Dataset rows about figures
____________________
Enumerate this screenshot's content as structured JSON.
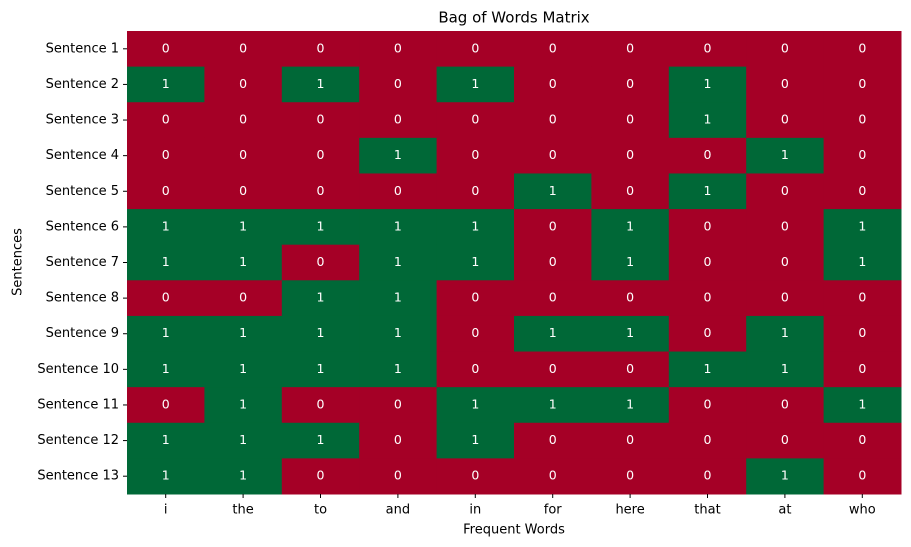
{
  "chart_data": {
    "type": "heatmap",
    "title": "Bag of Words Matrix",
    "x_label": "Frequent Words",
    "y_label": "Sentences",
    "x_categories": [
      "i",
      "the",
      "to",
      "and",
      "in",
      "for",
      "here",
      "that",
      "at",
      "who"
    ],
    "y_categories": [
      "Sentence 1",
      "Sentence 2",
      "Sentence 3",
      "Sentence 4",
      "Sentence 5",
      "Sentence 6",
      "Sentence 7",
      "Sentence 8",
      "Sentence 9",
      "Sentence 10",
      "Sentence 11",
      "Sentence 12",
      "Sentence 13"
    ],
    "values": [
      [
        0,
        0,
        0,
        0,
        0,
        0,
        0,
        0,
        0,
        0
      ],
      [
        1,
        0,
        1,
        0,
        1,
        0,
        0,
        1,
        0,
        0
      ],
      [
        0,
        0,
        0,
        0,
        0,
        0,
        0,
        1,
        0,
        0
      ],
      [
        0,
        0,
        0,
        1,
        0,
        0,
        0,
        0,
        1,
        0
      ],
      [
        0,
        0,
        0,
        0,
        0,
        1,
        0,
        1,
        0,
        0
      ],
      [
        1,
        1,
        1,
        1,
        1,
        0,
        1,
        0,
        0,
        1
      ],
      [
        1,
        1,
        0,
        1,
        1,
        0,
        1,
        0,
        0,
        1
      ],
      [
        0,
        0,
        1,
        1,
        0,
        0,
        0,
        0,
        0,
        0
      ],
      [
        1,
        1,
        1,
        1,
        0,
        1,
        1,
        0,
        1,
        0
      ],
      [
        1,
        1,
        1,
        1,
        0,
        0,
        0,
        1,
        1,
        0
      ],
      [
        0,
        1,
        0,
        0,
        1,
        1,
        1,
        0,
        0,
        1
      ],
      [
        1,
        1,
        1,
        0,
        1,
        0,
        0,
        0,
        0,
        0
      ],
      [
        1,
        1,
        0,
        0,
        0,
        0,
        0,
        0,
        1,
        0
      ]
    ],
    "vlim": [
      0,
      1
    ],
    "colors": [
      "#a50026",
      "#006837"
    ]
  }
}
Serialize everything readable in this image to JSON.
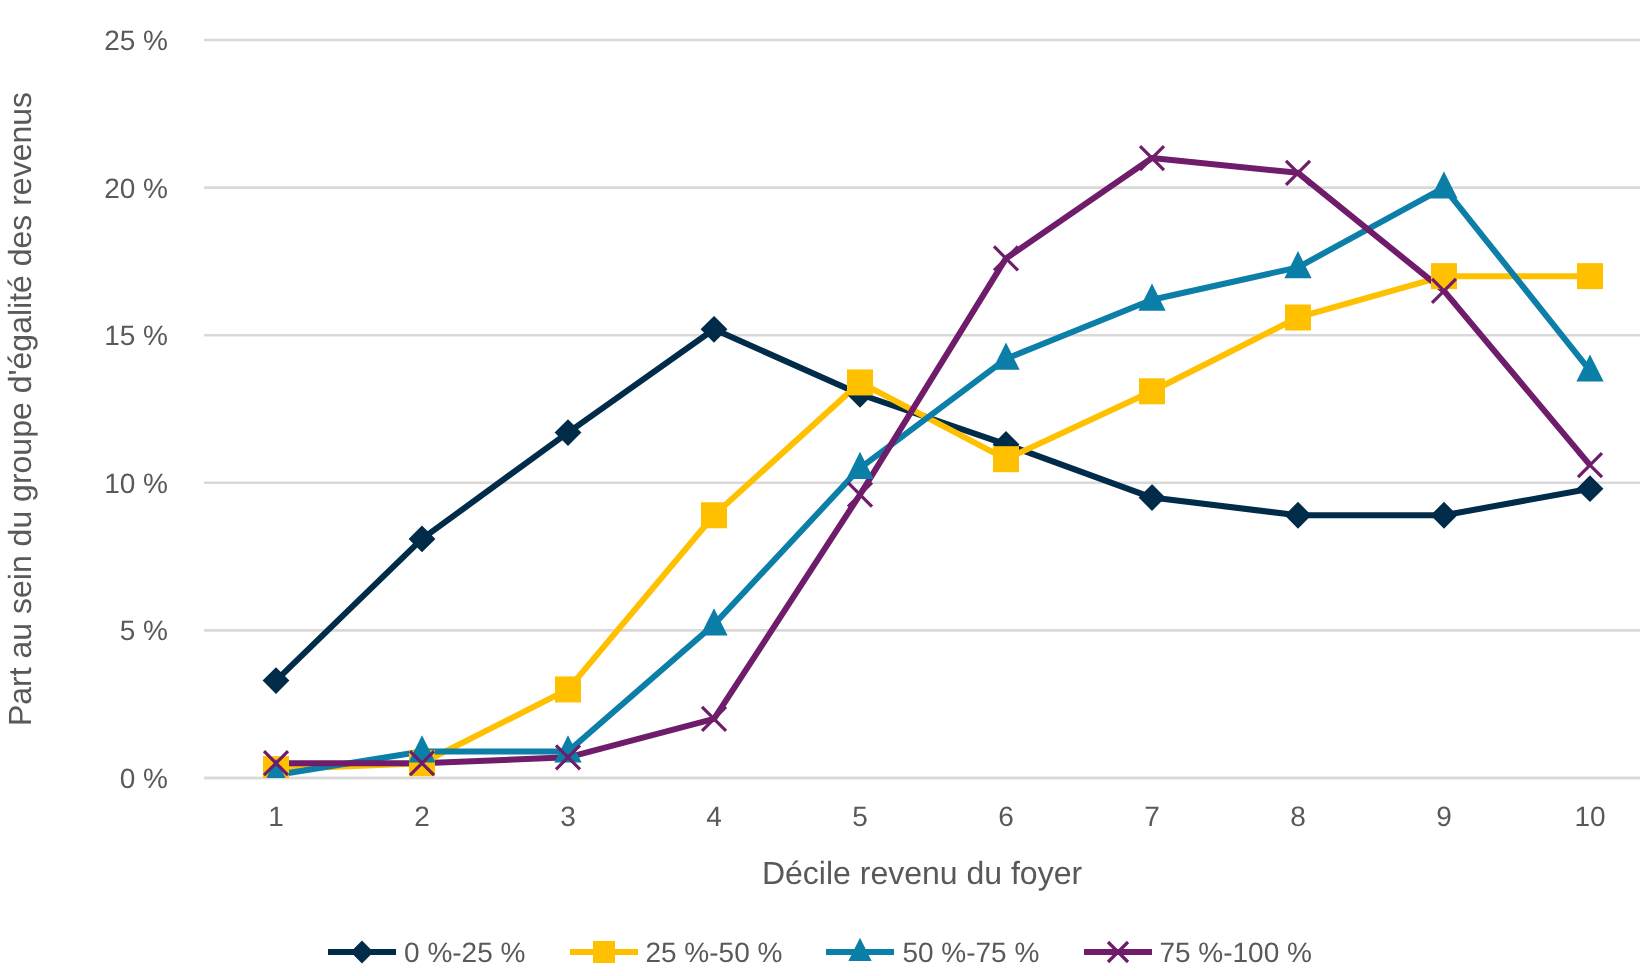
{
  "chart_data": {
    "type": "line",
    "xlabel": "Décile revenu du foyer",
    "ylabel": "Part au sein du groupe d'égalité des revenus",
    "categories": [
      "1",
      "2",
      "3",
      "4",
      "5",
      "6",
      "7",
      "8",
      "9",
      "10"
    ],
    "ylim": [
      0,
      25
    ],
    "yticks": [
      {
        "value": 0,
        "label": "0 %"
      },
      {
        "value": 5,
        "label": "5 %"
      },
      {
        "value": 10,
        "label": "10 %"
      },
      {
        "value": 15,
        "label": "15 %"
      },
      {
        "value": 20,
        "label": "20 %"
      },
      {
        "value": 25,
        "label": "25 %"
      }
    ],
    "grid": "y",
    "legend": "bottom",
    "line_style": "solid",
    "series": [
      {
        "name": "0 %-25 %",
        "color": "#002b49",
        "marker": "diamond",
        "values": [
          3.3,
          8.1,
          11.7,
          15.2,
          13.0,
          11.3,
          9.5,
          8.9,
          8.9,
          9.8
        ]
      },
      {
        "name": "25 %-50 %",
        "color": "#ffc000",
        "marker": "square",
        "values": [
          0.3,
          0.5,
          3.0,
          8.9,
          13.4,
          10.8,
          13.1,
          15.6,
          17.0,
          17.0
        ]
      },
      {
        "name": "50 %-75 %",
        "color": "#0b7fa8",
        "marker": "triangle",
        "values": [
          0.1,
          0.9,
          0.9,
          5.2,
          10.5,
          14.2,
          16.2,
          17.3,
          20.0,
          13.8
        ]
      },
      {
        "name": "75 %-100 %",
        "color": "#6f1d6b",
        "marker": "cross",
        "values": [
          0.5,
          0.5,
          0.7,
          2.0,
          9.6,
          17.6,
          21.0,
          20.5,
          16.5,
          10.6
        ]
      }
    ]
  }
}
____________________
■ Task requirements ■
Transcribe the full listing character for character. Pictures are excluded.

■ Exercise solution ■
Enumerate this screenshot's content as structured JSON.
{
  "chart_data": {
    "type": "heatmap",
    "title": "Bag of Words Matrix",
    "x_label": "Frequent Words",
    "y_label": "Sentences",
    "x_categories": [
      "i",
      "the",
      "to",
      "and",
      "in",
      "for",
      "here",
      "that",
      "at",
      "who"
    ],
    "y_categories": [
      "Sentence 1",
      "Sentence 2",
      "Sentence 3",
      "Sentence 4",
      "Sentence 5",
      "Sentence 6",
      "Sentence 7",
      "Sentence 8",
      "Sentence 9",
      "Sentence 10",
      "Sentence 11",
      "Sentence 12",
      "Sentence 13"
    ],
    "values": [
      [
        0,
        0,
        0,
        0,
        0,
        0,
        0,
        0,
        0,
        0
      ],
      [
        1,
        0,
        1,
        0,
        1,
        0,
        0,
        1,
        0,
        0
      ],
      [
        0,
        0,
        0,
        0,
        0,
        0,
        0,
        1,
        0,
        0
      ],
      [
        0,
        0,
        0,
        1,
        0,
        0,
        0,
        0,
        1,
        0
      ],
      [
        0,
        0,
        0,
        0,
        0,
        1,
        0,
        1,
        0,
        0
      ],
      [
        1,
        1,
        1,
        1,
        1,
        0,
        1,
        0,
        0,
        1
      ],
      [
        1,
        1,
        0,
        1,
        1,
        0,
        1,
        0,
        0,
        1
      ],
      [
        0,
        0,
        1,
        1,
        0,
        0,
        0,
        0,
        0,
        0
      ],
      [
        1,
        1,
        1,
        1,
        0,
        1,
        1,
        0,
        1,
        0
      ],
      [
        1,
        1,
        1,
        1,
        0,
        0,
        0,
        1,
        1,
        0
      ],
      [
        0,
        1,
        0,
        0,
        1,
        1,
        1,
        0,
        0,
        1
      ],
      [
        1,
        1,
        1,
        0,
        1,
        0,
        0,
        0,
        0,
        0
      ],
      [
        1,
        1,
        0,
        0,
        0,
        0,
        0,
        0,
        1,
        0
      ]
    ],
    "vlim": [
      0,
      1
    ],
    "colors": [
      "#a50026",
      "#006837"
    ]
  }
}
Serialize everything readable in this image to JSON.
{
  "chart_data": {
    "type": "line",
    "xlabel": "Décile revenu du foyer",
    "ylabel": "Part au sein du groupe d'égalité des revenus",
    "categories": [
      "1",
      "2",
      "3",
      "4",
      "5",
      "6",
      "7",
      "8",
      "9",
      "10"
    ],
    "ylim": [
      0,
      25
    ],
    "yticks": [
      {
        "value": 0,
        "label": "0 %"
      },
      {
        "value": 5,
        "label": "5 %"
      },
      {
        "value": 10,
        "label": "10 %"
      },
      {
        "value": 15,
        "label": "15 %"
      },
      {
        "value": 20,
        "label": "20 %"
      },
      {
        "value": 25,
        "label": "25 %"
      }
    ],
    "grid": "y",
    "legend": "bottom",
    "line_style": "solid",
    "series": [
      {
        "name": "0 %-25 %",
        "color": "#002b49",
        "marker": "diamond",
        "values": [
          3.3,
          8.1,
          11.7,
          15.2,
          13.0,
          11.3,
          9.5,
          8.9,
          8.9,
          9.8
        ]
      },
      {
        "name": "25 %-50 %",
        "color": "#ffc000",
        "marker": "square",
        "values": [
          0.3,
          0.5,
          3.0,
          8.9,
          13.4,
          10.8,
          13.1,
          15.6,
          17.0,
          17.0
        ]
      },
      {
        "name": "50 %-75 %",
        "color": "#0b7fa8",
        "marker": "triangle",
        "values": [
          0.1,
          0.9,
          0.9,
          5.2,
          10.5,
          14.2,
          16.2,
          17.3,
          20.0,
          13.8
        ]
      },
      {
        "name": "75 %-100 %",
        "color": "#6f1d6b",
        "marker": "cross",
        "values": [
          0.5,
          0.5,
          0.7,
          2.0,
          9.6,
          17.6,
          21.0,
          20.5,
          16.5,
          10.6
        ]
      }
    ]
  }
}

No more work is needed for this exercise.